Exercise details = Within the records that follow, find every line containing the string "name". Copy those lines.

Dataset entries on figures:
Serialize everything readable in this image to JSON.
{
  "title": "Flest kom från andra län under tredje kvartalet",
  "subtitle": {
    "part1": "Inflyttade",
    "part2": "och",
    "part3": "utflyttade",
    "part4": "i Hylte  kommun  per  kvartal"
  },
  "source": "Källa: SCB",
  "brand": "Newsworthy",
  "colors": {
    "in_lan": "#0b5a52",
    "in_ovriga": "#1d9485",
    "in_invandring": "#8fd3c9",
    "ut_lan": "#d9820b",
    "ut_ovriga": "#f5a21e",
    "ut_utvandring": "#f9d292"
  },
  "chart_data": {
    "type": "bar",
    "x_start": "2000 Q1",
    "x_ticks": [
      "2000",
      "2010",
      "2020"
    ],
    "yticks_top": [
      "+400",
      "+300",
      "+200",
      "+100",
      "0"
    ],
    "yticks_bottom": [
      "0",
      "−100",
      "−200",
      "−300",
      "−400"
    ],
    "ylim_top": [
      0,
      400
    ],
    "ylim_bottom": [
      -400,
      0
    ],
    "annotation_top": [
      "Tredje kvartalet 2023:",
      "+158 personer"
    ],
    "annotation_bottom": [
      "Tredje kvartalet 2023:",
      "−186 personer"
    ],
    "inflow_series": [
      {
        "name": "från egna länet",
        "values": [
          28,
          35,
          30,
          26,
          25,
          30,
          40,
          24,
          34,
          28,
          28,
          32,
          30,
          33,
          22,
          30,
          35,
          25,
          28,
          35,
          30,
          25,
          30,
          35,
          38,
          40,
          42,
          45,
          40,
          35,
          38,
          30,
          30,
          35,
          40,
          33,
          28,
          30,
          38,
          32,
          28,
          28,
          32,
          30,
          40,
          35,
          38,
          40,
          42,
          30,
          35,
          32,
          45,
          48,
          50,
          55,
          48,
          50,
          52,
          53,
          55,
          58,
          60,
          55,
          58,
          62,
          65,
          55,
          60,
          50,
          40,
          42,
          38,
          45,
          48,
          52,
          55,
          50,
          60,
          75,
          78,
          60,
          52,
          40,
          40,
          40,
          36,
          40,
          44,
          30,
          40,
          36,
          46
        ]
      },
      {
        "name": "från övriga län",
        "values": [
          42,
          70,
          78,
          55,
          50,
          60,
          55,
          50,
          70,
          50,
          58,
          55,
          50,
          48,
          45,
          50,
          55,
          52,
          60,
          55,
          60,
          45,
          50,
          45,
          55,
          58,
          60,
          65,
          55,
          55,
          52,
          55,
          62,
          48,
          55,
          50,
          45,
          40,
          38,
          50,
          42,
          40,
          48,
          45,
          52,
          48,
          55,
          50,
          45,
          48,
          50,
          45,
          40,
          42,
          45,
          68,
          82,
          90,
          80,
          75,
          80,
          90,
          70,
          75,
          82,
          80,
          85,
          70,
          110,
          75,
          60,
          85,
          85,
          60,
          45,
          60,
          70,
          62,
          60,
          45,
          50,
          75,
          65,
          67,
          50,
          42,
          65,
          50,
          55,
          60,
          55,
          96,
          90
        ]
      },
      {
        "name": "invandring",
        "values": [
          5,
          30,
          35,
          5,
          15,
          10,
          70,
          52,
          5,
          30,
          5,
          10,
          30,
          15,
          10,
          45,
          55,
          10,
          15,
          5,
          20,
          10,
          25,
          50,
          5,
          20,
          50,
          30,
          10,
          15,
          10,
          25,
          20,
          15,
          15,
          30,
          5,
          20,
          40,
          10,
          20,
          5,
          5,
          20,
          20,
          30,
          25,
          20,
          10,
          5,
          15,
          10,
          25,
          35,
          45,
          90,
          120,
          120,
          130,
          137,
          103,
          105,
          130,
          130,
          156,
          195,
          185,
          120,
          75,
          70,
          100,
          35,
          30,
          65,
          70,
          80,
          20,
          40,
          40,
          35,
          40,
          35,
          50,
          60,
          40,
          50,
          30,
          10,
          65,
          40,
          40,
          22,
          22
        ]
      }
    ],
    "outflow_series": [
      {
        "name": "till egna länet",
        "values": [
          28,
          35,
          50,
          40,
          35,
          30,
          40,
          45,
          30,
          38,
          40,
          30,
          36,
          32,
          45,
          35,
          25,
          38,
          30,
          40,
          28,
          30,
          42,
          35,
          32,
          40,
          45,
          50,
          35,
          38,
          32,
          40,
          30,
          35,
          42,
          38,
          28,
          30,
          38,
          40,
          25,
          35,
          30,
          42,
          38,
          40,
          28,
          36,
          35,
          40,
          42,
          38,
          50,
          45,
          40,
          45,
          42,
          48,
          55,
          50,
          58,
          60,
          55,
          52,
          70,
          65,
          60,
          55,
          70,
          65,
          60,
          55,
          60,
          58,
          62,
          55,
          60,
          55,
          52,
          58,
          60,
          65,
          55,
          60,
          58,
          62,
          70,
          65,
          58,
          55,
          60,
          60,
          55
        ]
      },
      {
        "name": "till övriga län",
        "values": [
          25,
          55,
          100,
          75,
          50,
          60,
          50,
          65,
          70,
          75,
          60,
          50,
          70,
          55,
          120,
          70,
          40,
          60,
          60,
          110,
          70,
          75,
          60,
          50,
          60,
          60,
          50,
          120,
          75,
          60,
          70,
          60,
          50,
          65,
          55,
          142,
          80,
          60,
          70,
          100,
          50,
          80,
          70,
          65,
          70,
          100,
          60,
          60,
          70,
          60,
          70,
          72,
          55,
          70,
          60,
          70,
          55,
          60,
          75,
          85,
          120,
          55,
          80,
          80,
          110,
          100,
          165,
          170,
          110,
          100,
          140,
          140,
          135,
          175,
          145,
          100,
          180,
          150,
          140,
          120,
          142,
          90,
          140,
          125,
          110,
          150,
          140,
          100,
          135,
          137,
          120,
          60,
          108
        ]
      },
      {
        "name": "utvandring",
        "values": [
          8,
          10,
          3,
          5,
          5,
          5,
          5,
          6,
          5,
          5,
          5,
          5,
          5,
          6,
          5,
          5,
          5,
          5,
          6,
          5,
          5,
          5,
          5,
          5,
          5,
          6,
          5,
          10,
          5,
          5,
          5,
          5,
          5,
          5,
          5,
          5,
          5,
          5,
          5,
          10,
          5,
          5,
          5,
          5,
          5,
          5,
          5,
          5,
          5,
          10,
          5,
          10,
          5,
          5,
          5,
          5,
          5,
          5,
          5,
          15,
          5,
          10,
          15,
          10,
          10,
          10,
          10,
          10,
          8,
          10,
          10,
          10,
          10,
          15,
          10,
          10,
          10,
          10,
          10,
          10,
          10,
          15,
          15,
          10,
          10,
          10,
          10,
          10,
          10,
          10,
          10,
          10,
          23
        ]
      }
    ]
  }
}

Response to this task =
        "name": "från egna länet",
        "name": "från övriga län",
        "name": "invandring",
        "name": "till egna länet",
        "name": "till övriga län",
        "name": "utvandring",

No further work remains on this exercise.